Make an exact copy of the lines, leaving the pictures out.

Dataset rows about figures
[Begin]

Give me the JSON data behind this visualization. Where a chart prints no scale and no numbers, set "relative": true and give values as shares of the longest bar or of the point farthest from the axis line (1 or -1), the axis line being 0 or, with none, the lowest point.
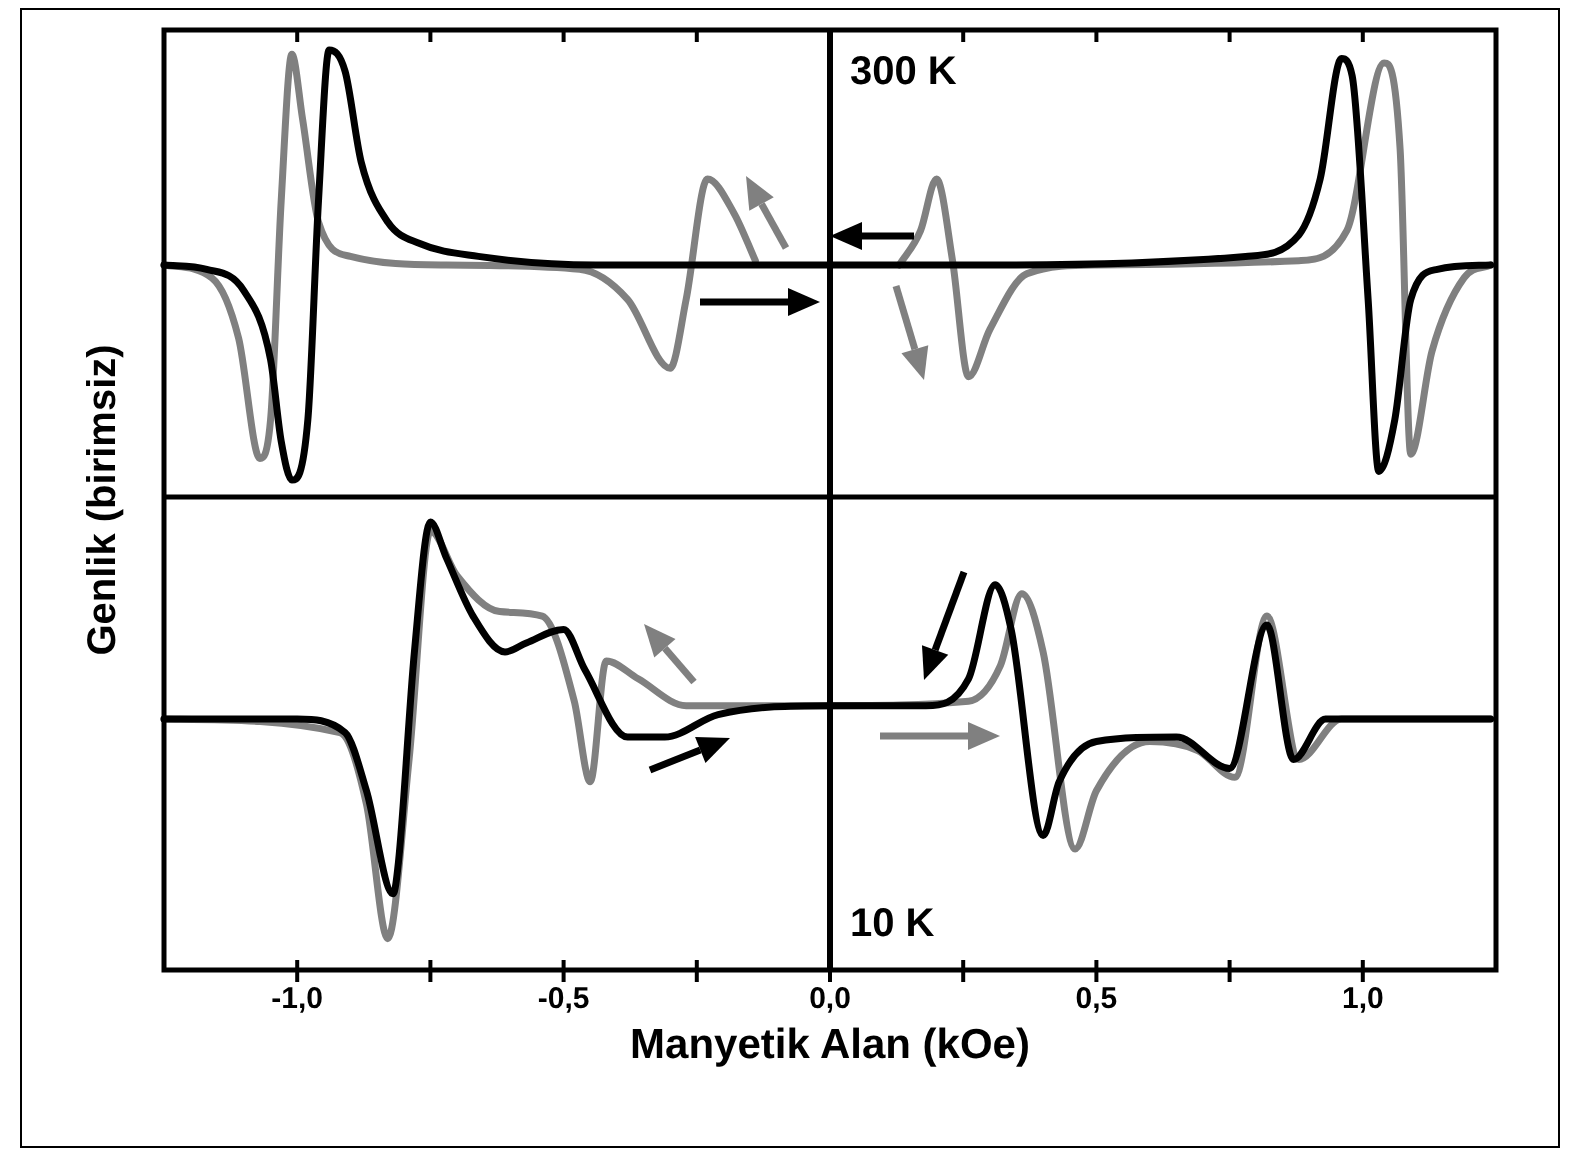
{
  "chart_data": [
    {
      "type": "line",
      "ylabel": "Genlik (birimsiz)",
      "annotations": [
        "300 K"
      ],
      "relative": true,
      "marker": "none",
      "tick_labels": false,
      "xlim": [
        -1.25,
        1.25
      ],
      "xticks": [
        {
          "value": -1.0,
          "label": null
        },
        {
          "value": -0.75,
          "label": null
        },
        {
          "value": -0.5,
          "label": null
        },
        {
          "value": -0.25,
          "label": null
        },
        {
          "value": 0,
          "label": null
        },
        {
          "value": 0.25,
          "label": null
        },
        {
          "value": 0.5,
          "label": null
        },
        {
          "value": 0.75,
          "label": null
        },
        {
          "value": 1.0,
          "label": null
        }
      ],
      "ref_lines": [
        {
          "axis": "x",
          "value": 0,
          "color": "#000000"
        }
      ],
      "series": [
        {
          "color": "#000000",
          "x": [
            -1.25,
            -1.17,
            -1.1,
            -1.05,
            -1.03,
            -1.01,
            -0.98,
            -0.96,
            -0.94,
            -0.91,
            -0.88,
            -0.83,
            -0.77,
            -0.66,
            -0.44,
            0,
            0.32,
            0.78,
            0.88,
            0.92,
            0.96,
            0.98,
            1.01,
            1.03,
            1.06,
            1.09,
            1.14,
            1.24
          ],
          "values": [
            0.5,
            0.49,
            0.44,
            0.28,
            0.09,
            0,
            0.14,
            0.65,
            1.0,
            0.95,
            0.74,
            0.6,
            0.55,
            0.52,
            0.5,
            0.5,
            0.5,
            0.52,
            0.57,
            0.7,
            0.98,
            0.94,
            0.42,
            0.02,
            0.14,
            0.42,
            0.49,
            0.5
          ]
        },
        {
          "color": "#808080",
          "x": [
            -1.25,
            -1.16,
            -1.11,
            -1.07,
            -1.05,
            -1.03,
            -1.01,
            -0.99,
            -0.96,
            -0.9,
            -0.72,
            -0.47,
            -0.38,
            -0.3,
            -0.27,
            -0.23,
            -0.18,
            -0.14,
            0,
            0.13,
            0.17,
            0.2,
            0.23,
            0.26,
            0.3,
            0.37,
            0.5,
            0.88,
            0.97,
            1.04,
            1.07,
            1.09,
            1.13,
            1.19,
            1.24
          ],
          "values": [
            0.5,
            0.47,
            0.33,
            0.05,
            0.14,
            0.65,
            0.99,
            0.84,
            0.6,
            0.52,
            0.5,
            0.49,
            0.42,
            0.26,
            0.42,
            0.7,
            0.62,
            0.51,
            null,
            0.5,
            0.58,
            0.7,
            0.51,
            0.24,
            0.35,
            0.48,
            0.5,
            0.51,
            0.58,
            0.97,
            0.77,
            0.06,
            0.3,
            0.47,
            0.5
          ]
        }
      ]
    },
    {
      "type": "line",
      "xlabel": "Manyetik Alan (kOe)",
      "annotations": [
        "10 K"
      ],
      "relative": true,
      "marker": "none",
      "xlim": [
        -1.25,
        1.25
      ],
      "xticks": [
        {
          "value": -1.0,
          "label": "-1,0"
        },
        {
          "value": -0.75,
          "label": null
        },
        {
          "value": -0.5,
          "label": "-0,5"
        },
        {
          "value": -0.25,
          "label": null
        },
        {
          "value": 0,
          "label": "0,0"
        },
        {
          "value": 0.25,
          "label": null
        },
        {
          "value": 0.5,
          "label": "0,5"
        },
        {
          "value": 0.75,
          "label": null
        },
        {
          "value": 1.0,
          "label": "1,0"
        }
      ],
      "ref_lines": [
        {
          "axis": "x",
          "value": 0,
          "color": "#000000"
        }
      ],
      "series": [
        {
          "color": "#000000",
          "x": [
            -1.25,
            -1.0,
            -0.91,
            -0.87,
            -0.82,
            -0.81,
            -0.78,
            -0.75,
            -0.72,
            -0.67,
            -0.61,
            -0.57,
            -0.5,
            -0.46,
            -0.38,
            -0.31,
            -0.21,
            0,
            0.18,
            0.26,
            0.31,
            0.34,
            0.4,
            0.43,
            0.5,
            0.65,
            0.75,
            0.82,
            0.87,
            0.93,
            1.24
          ],
          "values": [
            0.56,
            0.56,
            0.53,
            0.4,
            0.17,
            0.24,
            0.71,
            1.0,
            0.92,
            0.79,
            0.71,
            0.73,
            0.76,
            0.67,
            0.52,
            0.52,
            0.57,
            0.59,
            0.59,
            0.65,
            0.86,
            0.76,
            0.3,
            0.42,
            0.51,
            0.52,
            0.45,
            0.77,
            0.47,
            0.56,
            0.56
          ]
        },
        {
          "color": "#808080",
          "x": [
            -1.25,
            -0.92,
            -0.87,
            -0.83,
            -0.79,
            -0.75,
            -0.7,
            -0.62,
            -0.54,
            -0.48,
            -0.45,
            -0.42,
            -0.36,
            -0.27,
            0,
            0.26,
            0.32,
            0.36,
            0.4,
            0.46,
            0.5,
            0.6,
            0.69,
            0.76,
            0.82,
            0.88,
            0.96,
            1.24
          ],
          "values": [
            0.56,
            0.53,
            0.37,
            0.07,
            0.47,
            0.98,
            0.88,
            0.8,
            0.79,
            0.6,
            0.42,
            0.69,
            0.65,
            0.59,
            0.59,
            0.6,
            0.68,
            0.84,
            0.71,
            0.27,
            0.4,
            0.51,
            0.49,
            0.43,
            0.79,
            0.47,
            0.56,
            0.56
          ]
        }
      ]
    }
  ]
}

[End]

Correct answer:
Give me the JSON data behind this visualization. Where a chart prints no scale and no numbers, set "relative": true and give values as shares of the longest bar or of the point farthest from the axis line (1 or -1), the axis line being 0 or, with none, the lowest point.
{
  "chart_data": [
    {
      "type": "line",
      "ylabel": "Genlik (birimsiz)",
      "annotations": [
        "300 K"
      ],
      "relative": true,
      "marker": "none",
      "tick_labels": false,
      "xlim": [
        -1.25,
        1.25
      ],
      "xticks": [
        {
          "value": -1.0,
          "label": null
        },
        {
          "value": -0.75,
          "label": null
        },
        {
          "value": -0.5,
          "label": null
        },
        {
          "value": -0.25,
          "label": null
        },
        {
          "value": 0,
          "label": null
        },
        {
          "value": 0.25,
          "label": null
        },
        {
          "value": 0.5,
          "label": null
        },
        {
          "value": 0.75,
          "label": null
        },
        {
          "value": 1.0,
          "label": null
        }
      ],
      "ref_lines": [
        {
          "axis": "x",
          "value": 0,
          "color": "#000000"
        }
      ],
      "series": [
        {
          "color": "#000000",
          "x": [
            -1.25,
            -1.17,
            -1.1,
            -1.05,
            -1.03,
            -1.01,
            -0.98,
            -0.96,
            -0.94,
            -0.91,
            -0.88,
            -0.83,
            -0.77,
            -0.66,
            -0.44,
            0,
            0.32,
            0.78,
            0.88,
            0.92,
            0.96,
            0.98,
            1.01,
            1.03,
            1.06,
            1.09,
            1.14,
            1.24
          ],
          "values": [
            0.5,
            0.49,
            0.44,
            0.28,
            0.09,
            0,
            0.14,
            0.65,
            1.0,
            0.95,
            0.74,
            0.6,
            0.55,
            0.52,
            0.5,
            0.5,
            0.5,
            0.52,
            0.57,
            0.7,
            0.98,
            0.94,
            0.42,
            0.02,
            0.14,
            0.42,
            0.49,
            0.5
          ]
        },
        {
          "color": "#808080",
          "x": [
            -1.25,
            -1.16,
            -1.11,
            -1.07,
            -1.05,
            -1.03,
            -1.01,
            -0.99,
            -0.96,
            -0.9,
            -0.72,
            -0.47,
            -0.38,
            -0.3,
            -0.27,
            -0.23,
            -0.18,
            -0.14,
            0,
            0.13,
            0.17,
            0.2,
            0.23,
            0.26,
            0.3,
            0.37,
            0.5,
            0.88,
            0.97,
            1.04,
            1.07,
            1.09,
            1.13,
            1.19,
            1.24
          ],
          "values": [
            0.5,
            0.47,
            0.33,
            0.05,
            0.14,
            0.65,
            0.99,
            0.84,
            0.6,
            0.52,
            0.5,
            0.49,
            0.42,
            0.26,
            0.42,
            0.7,
            0.62,
            0.51,
            null,
            0.5,
            0.58,
            0.7,
            0.51,
            0.24,
            0.35,
            0.48,
            0.5,
            0.51,
            0.58,
            0.97,
            0.77,
            0.06,
            0.3,
            0.47,
            0.5
          ]
        }
      ]
    },
    {
      "type": "line",
      "xlabel": "Manyetik Alan (kOe)",
      "annotations": [
        "10 K"
      ],
      "relative": true,
      "marker": "none",
      "xlim": [
        -1.25,
        1.25
      ],
      "xticks": [
        {
          "value": -1.0,
          "label": "-1,0"
        },
        {
          "value": -0.75,
          "label": null
        },
        {
          "value": -0.5,
          "label": "-0,5"
        },
        {
          "value": -0.25,
          "label": null
        },
        {
          "value": 0,
          "label": "0,0"
        },
        {
          "value": 0.25,
          "label": null
        },
        {
          "value": 0.5,
          "label": "0,5"
        },
        {
          "value": 0.75,
          "label": null
        },
        {
          "value": 1.0,
          "label": "1,0"
        }
      ],
      "ref_lines": [
        {
          "axis": "x",
          "value": 0,
          "color": "#000000"
        }
      ],
      "series": [
        {
          "color": "#000000",
          "x": [
            -1.25,
            -1.0,
            -0.91,
            -0.87,
            -0.82,
            -0.81,
            -0.78,
            -0.75,
            -0.72,
            -0.67,
            -0.61,
            -0.57,
            -0.5,
            -0.46,
            -0.38,
            -0.31,
            -0.21,
            0,
            0.18,
            0.26,
            0.31,
            0.34,
            0.4,
            0.43,
            0.5,
            0.65,
            0.75,
            0.82,
            0.87,
            0.93,
            1.24
          ],
          "values": [
            0.56,
            0.56,
            0.53,
            0.4,
            0.17,
            0.24,
            0.71,
            1.0,
            0.92,
            0.79,
            0.71,
            0.73,
            0.76,
            0.67,
            0.52,
            0.52,
            0.57,
            0.59,
            0.59,
            0.65,
            0.86,
            0.76,
            0.3,
            0.42,
            0.51,
            0.52,
            0.45,
            0.77,
            0.47,
            0.56,
            0.56
          ]
        },
        {
          "color": "#808080",
          "x": [
            -1.25,
            -0.92,
            -0.87,
            -0.83,
            -0.79,
            -0.75,
            -0.7,
            -0.62,
            -0.54,
            -0.48,
            -0.45,
            -0.42,
            -0.36,
            -0.27,
            0,
            0.26,
            0.32,
            0.36,
            0.4,
            0.46,
            0.5,
            0.6,
            0.69,
            0.76,
            0.82,
            0.88,
            0.96,
            1.24
          ],
          "values": [
            0.56,
            0.53,
            0.37,
            0.07,
            0.47,
            0.98,
            0.88,
            0.8,
            0.79,
            0.6,
            0.42,
            0.69,
            0.65,
            0.59,
            0.59,
            0.6,
            0.68,
            0.84,
            0.71,
            0.27,
            0.4,
            0.51,
            0.49,
            0.43,
            0.79,
            0.47,
            0.56,
            0.56
          ]
        }
      ]
    }
  ]
}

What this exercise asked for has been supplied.